### Set task
Copy out all lines with the word "structured" in them.

### Available data
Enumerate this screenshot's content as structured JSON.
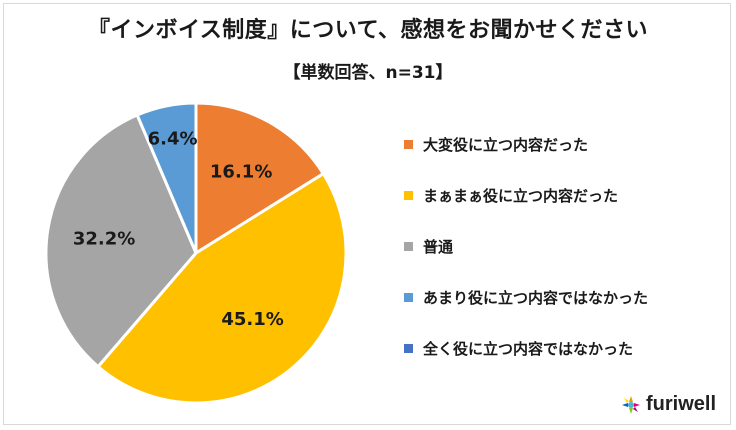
{
  "title": "『インボイス制度』について、感想をお聞かせください",
  "subtitle": "【単数回答、n=31】",
  "brand": {
    "name": "furiwell"
  },
  "chart_data": {
    "type": "pie",
    "title": "『インボイス制度』について、感想をお聞かせください",
    "subtitle": "【単数回答、n=31】",
    "unit": "%",
    "start_angle": "12 o'clock, clockwise",
    "legend_position": "right",
    "slices": [
      {
        "label": "大変役に立つ内容だった",
        "value": 16.1,
        "display": "16.1%",
        "color": "#ED7D31"
      },
      {
        "label": "まぁまぁ役に立つ内容だった",
        "value": 45.1,
        "display": "45.1%",
        "color": "#FFC000"
      },
      {
        "label": "普通",
        "value": 32.2,
        "display": "32.2%",
        "color": "#A5A5A5"
      },
      {
        "label": "あまり役に立つ内容ではなかった",
        "value": 6.4,
        "display": "6.4%",
        "color": "#5B9BD5"
      },
      {
        "label": "全く役に立つ内容ではなかった",
        "value": 0,
        "display": "",
        "color": "#4472C4"
      }
    ]
  }
}
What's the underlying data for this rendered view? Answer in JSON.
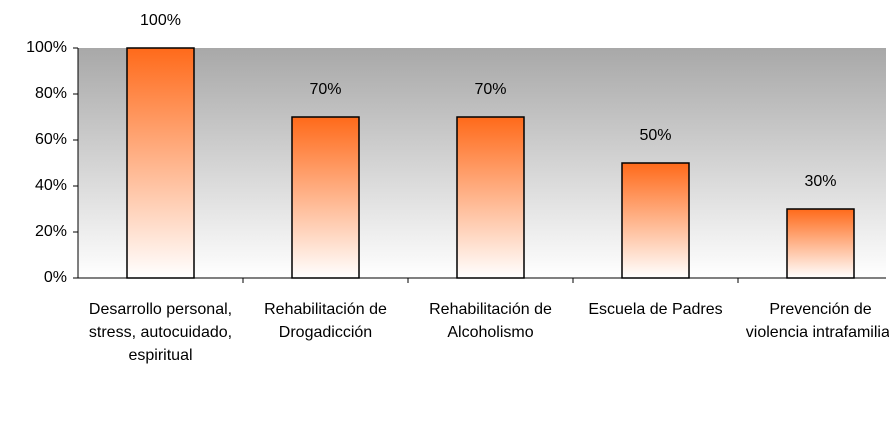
{
  "chart_data": {
    "type": "bar",
    "categories": [
      "Desarrollo personal, stress, autocuidado, espiritual",
      "Rehabilitación de Drogadicción",
      "Rehabilitación de Alcoholismo",
      "Escuela de Padres",
      "Prevención de violencia intrafamiliar"
    ],
    "values": [
      100,
      70,
      70,
      50,
      30
    ],
    "value_labels": [
      "100%",
      "70%",
      "70%",
      "50%",
      "30%"
    ],
    "color": "#ff6a1a",
    "ylim": [
      0,
      100
    ],
    "yticks": [
      {
        "value": 0,
        "label": "0%"
      },
      {
        "value": 20,
        "label": "20%"
      },
      {
        "value": 40,
        "label": "40%"
      },
      {
        "value": 60,
        "label": "60%"
      },
      {
        "value": 80,
        "label": "80%"
      },
      {
        "value": 100,
        "label": "100%"
      }
    ]
  }
}
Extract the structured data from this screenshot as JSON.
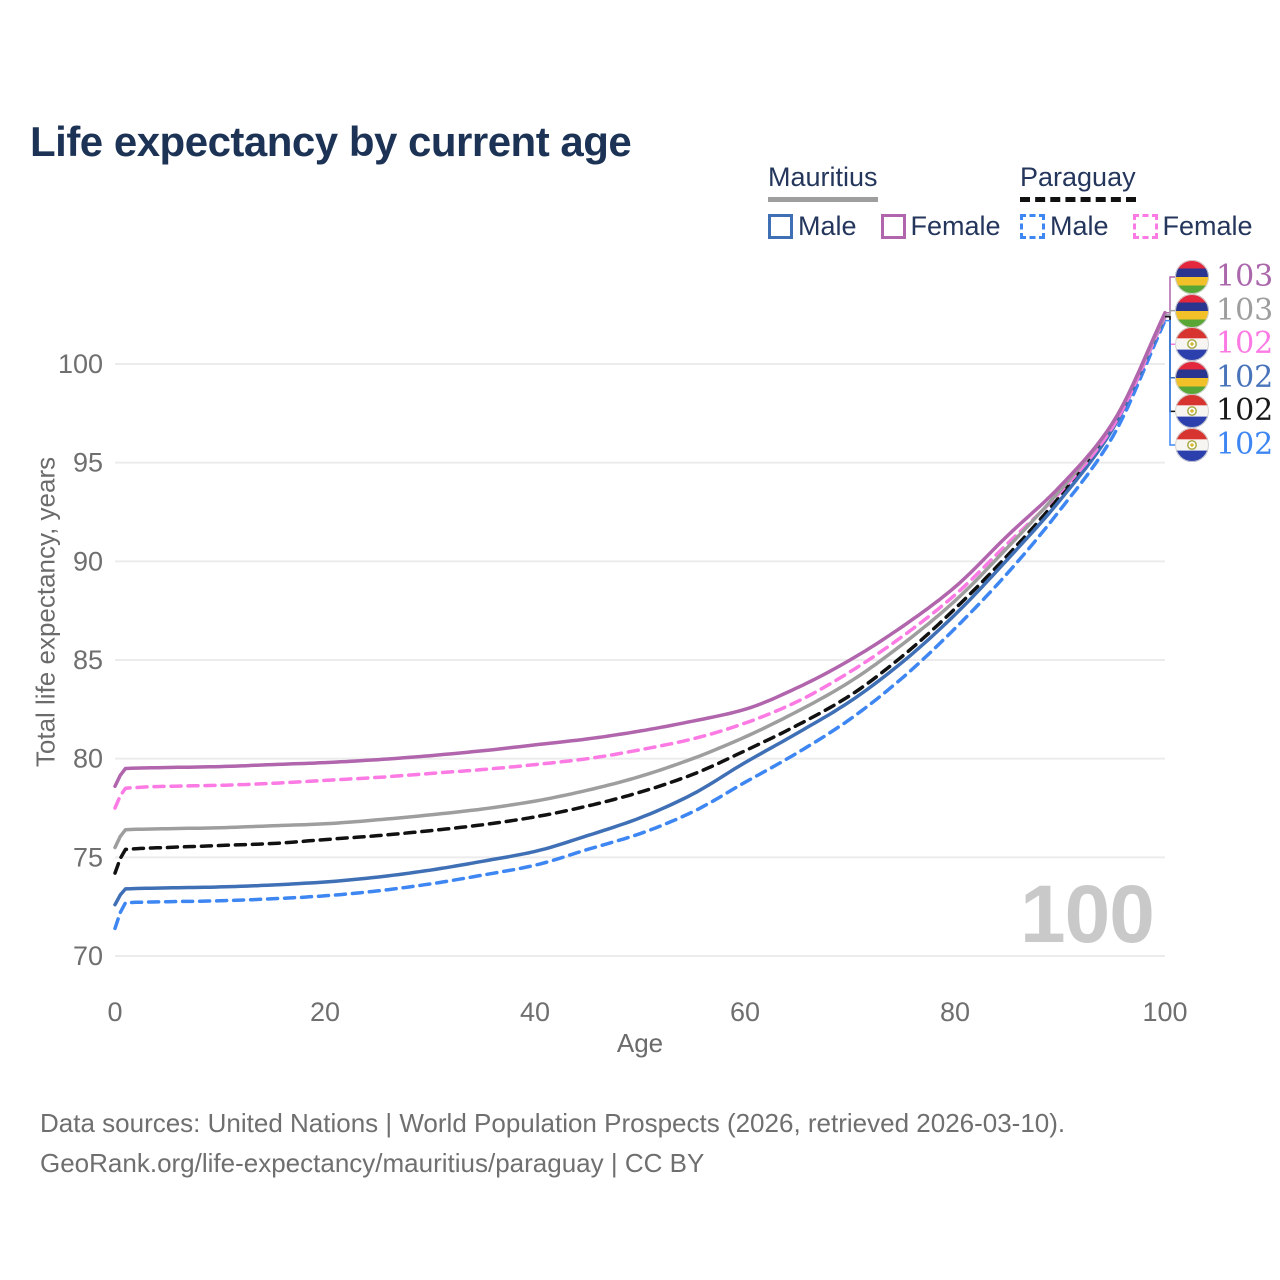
{
  "title": "Life expectancy by current age",
  "legend": {
    "groups": [
      {
        "country": "Mauritius",
        "line_style": "solid",
        "underline_color": "#9e9e9e",
        "items": [
          {
            "label": "Male",
            "color": "#3f6fb5"
          },
          {
            "label": "Female",
            "color": "#b065ac"
          }
        ]
      },
      {
        "country": "Paraguay",
        "line_style": "dashed",
        "underline_color": "#111111",
        "items": [
          {
            "label": "Male",
            "color": "#3e87f3"
          },
          {
            "label": "Female",
            "color": "#fb7ae3"
          }
        ]
      }
    ]
  },
  "chart_data": {
    "type": "line",
    "title": "Life expectancy by current age",
    "xlabel": "Age",
    "ylabel": "Total life expectancy, years",
    "xlim": [
      0,
      100
    ],
    "ylim": [
      70,
      103
    ],
    "x_ticks": [
      0,
      20,
      40,
      60,
      80,
      100
    ],
    "y_ticks": [
      70,
      75,
      80,
      85,
      90,
      95,
      100
    ],
    "grid": "horizontal",
    "ages": [
      0,
      1,
      5,
      10,
      15,
      20,
      25,
      30,
      35,
      40,
      45,
      50,
      55,
      60,
      65,
      70,
      75,
      80,
      85,
      90,
      95,
      100
    ],
    "series": [
      {
        "key": "mauritius-female",
        "name": "Mauritius Female",
        "country": "mauritius",
        "sex": "Female",
        "color": "#b065ac",
        "dashed": false,
        "end_label": "103",
        "label_color": "#ab67ab",
        "values": [
          78.6,
          79.5,
          79.55,
          79.6,
          79.7,
          79.8,
          79.95,
          80.15,
          80.4,
          80.7,
          81.0,
          81.4,
          81.9,
          82.5,
          83.6,
          85.0,
          86.7,
          88.7,
          91.3,
          93.8,
          97.0,
          102.6
        ]
      },
      {
        "key": "mauritius-total",
        "name": "Mauritius (both sexes)",
        "country": "mauritius",
        "sex": "Both",
        "color": "#9e9e9e",
        "dashed": false,
        "end_label": "103",
        "label_color": "#9e9e9e",
        "values": [
          75.5,
          76.4,
          76.45,
          76.5,
          76.6,
          76.7,
          76.9,
          77.15,
          77.45,
          77.85,
          78.4,
          79.1,
          80.0,
          81.1,
          82.4,
          83.9,
          85.8,
          88.0,
          90.7,
          93.6,
          97.0,
          102.5
        ]
      },
      {
        "key": "paraguay-female",
        "name": "Paraguay Female",
        "country": "paraguay",
        "sex": "Female",
        "color": "#fb7ae3",
        "dashed": true,
        "end_label": "102",
        "label_color": "#fb7ae3",
        "values": [
          77.5,
          78.5,
          78.6,
          78.65,
          78.75,
          78.9,
          79.05,
          79.25,
          79.45,
          79.7,
          80.0,
          80.45,
          81.0,
          81.8,
          82.9,
          84.4,
          86.2,
          88.3,
          90.9,
          93.5,
          96.8,
          102.4
        ]
      },
      {
        "key": "mauritius-male",
        "name": "Mauritius Male",
        "country": "mauritius",
        "sex": "Male",
        "color": "#3f6fb5",
        "dashed": false,
        "end_label": "102",
        "label_color": "#4a74ba",
        "values": [
          72.6,
          73.4,
          73.45,
          73.5,
          73.6,
          73.75,
          74.0,
          74.35,
          74.8,
          75.3,
          76.1,
          77.0,
          78.2,
          79.8,
          81.3,
          82.9,
          84.9,
          87.3,
          90.1,
          93.1,
          96.7,
          102.4
        ]
      },
      {
        "key": "paraguay-total",
        "name": "Paraguay (both sexes)",
        "country": "paraguay",
        "sex": "Both",
        "color": "#111111",
        "dashed": true,
        "end_label": "102",
        "label_color": "#1a1a1a",
        "values": [
          74.2,
          75.4,
          75.5,
          75.6,
          75.7,
          75.9,
          76.1,
          76.35,
          76.65,
          77.05,
          77.6,
          78.3,
          79.2,
          80.4,
          81.7,
          83.2,
          85.2,
          87.6,
          90.3,
          93.3,
          96.8,
          102.4
        ]
      },
      {
        "key": "paraguay-male",
        "name": "Paraguay Male",
        "country": "paraguay",
        "sex": "Male",
        "color": "#3e87f3",
        "dashed": true,
        "end_label": "102",
        "label_color": "#3e87f3",
        "values": [
          71.4,
          72.7,
          72.75,
          72.8,
          72.9,
          73.05,
          73.3,
          73.65,
          74.1,
          74.6,
          75.4,
          76.2,
          77.3,
          78.8,
          80.3,
          82.0,
          84.1,
          86.6,
          89.4,
          92.6,
          96.3,
          102.2
        ]
      }
    ]
  },
  "flags": {
    "mauritius": {
      "stripes": [
        "#e3273d",
        "#2a3590",
        "#f2c129",
        "#58a636"
      ]
    },
    "paraguay": {
      "stripes": [
        "#d7342f",
        "#f7f5f2",
        "#2b3fad"
      ],
      "emblem_ring": "#a3a53a",
      "emblem_center": "#d8b62e"
    }
  },
  "watermark": "100",
  "footer": {
    "line1": "Data sources: United Nations | World Population Prospects (2026, retrieved 2026-03-10).",
    "line2": "GeoRank.org/life-expectancy/mauritius/paraguay | CC BY"
  }
}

### Answer to the problem
Enumerate this screenshot's content as structured JSON.
Extract the structured data from this screenshot as JSON.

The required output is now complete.